• _What you need to do_: Identify each line below that contains the word "методическую", and copy it out.

• _Dataset content_:

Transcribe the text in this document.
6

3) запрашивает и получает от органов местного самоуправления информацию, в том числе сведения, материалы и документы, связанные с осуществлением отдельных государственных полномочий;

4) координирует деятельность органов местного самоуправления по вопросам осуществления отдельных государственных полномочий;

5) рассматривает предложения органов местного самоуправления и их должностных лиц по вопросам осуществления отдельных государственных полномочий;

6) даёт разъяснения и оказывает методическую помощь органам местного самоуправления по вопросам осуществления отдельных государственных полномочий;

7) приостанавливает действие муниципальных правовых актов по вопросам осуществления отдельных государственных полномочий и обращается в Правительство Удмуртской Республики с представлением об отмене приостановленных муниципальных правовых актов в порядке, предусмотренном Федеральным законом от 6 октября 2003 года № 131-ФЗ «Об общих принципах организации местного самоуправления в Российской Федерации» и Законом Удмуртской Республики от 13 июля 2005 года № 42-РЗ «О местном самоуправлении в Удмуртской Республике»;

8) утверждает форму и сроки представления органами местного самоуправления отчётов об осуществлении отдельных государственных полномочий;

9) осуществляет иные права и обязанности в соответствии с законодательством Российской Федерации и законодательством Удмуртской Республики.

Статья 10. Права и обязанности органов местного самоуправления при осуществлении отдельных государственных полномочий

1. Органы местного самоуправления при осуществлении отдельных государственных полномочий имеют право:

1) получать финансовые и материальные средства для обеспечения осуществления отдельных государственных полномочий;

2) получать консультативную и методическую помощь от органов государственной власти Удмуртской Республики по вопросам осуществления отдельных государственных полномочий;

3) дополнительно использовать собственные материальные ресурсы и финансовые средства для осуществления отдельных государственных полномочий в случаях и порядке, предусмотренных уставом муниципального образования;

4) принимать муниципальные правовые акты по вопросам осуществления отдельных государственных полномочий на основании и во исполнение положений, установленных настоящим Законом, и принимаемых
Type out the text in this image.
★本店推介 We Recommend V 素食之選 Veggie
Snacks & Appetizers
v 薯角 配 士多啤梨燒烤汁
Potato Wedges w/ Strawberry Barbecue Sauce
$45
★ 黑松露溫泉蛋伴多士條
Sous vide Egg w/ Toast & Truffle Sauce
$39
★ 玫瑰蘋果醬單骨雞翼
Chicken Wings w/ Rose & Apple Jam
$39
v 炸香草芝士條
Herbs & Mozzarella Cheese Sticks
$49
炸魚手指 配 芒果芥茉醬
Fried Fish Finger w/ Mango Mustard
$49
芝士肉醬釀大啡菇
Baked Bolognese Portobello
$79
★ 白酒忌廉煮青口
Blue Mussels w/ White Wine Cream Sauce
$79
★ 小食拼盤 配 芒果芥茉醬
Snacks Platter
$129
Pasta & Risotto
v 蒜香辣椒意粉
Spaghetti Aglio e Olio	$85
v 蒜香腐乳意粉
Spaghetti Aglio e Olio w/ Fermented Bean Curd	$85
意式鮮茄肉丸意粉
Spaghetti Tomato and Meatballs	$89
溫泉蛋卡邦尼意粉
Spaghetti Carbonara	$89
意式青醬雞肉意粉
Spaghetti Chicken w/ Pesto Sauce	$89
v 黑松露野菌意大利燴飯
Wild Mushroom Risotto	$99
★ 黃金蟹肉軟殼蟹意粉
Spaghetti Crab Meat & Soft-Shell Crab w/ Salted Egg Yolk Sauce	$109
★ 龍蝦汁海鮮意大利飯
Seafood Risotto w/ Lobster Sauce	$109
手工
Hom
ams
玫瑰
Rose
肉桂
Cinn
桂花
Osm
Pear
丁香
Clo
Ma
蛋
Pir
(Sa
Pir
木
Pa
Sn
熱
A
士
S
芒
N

• _Exercise answer_:
6) даёт разъяснения и оказывает методическую помощь органам местного самоуправления по вопросам осуществления отдельных государственных полномочий;
2) получать консультативную и методическую помощь от органов государственной власти Удмуртской Республики по вопросам осуществления отдельных государственных полномочий;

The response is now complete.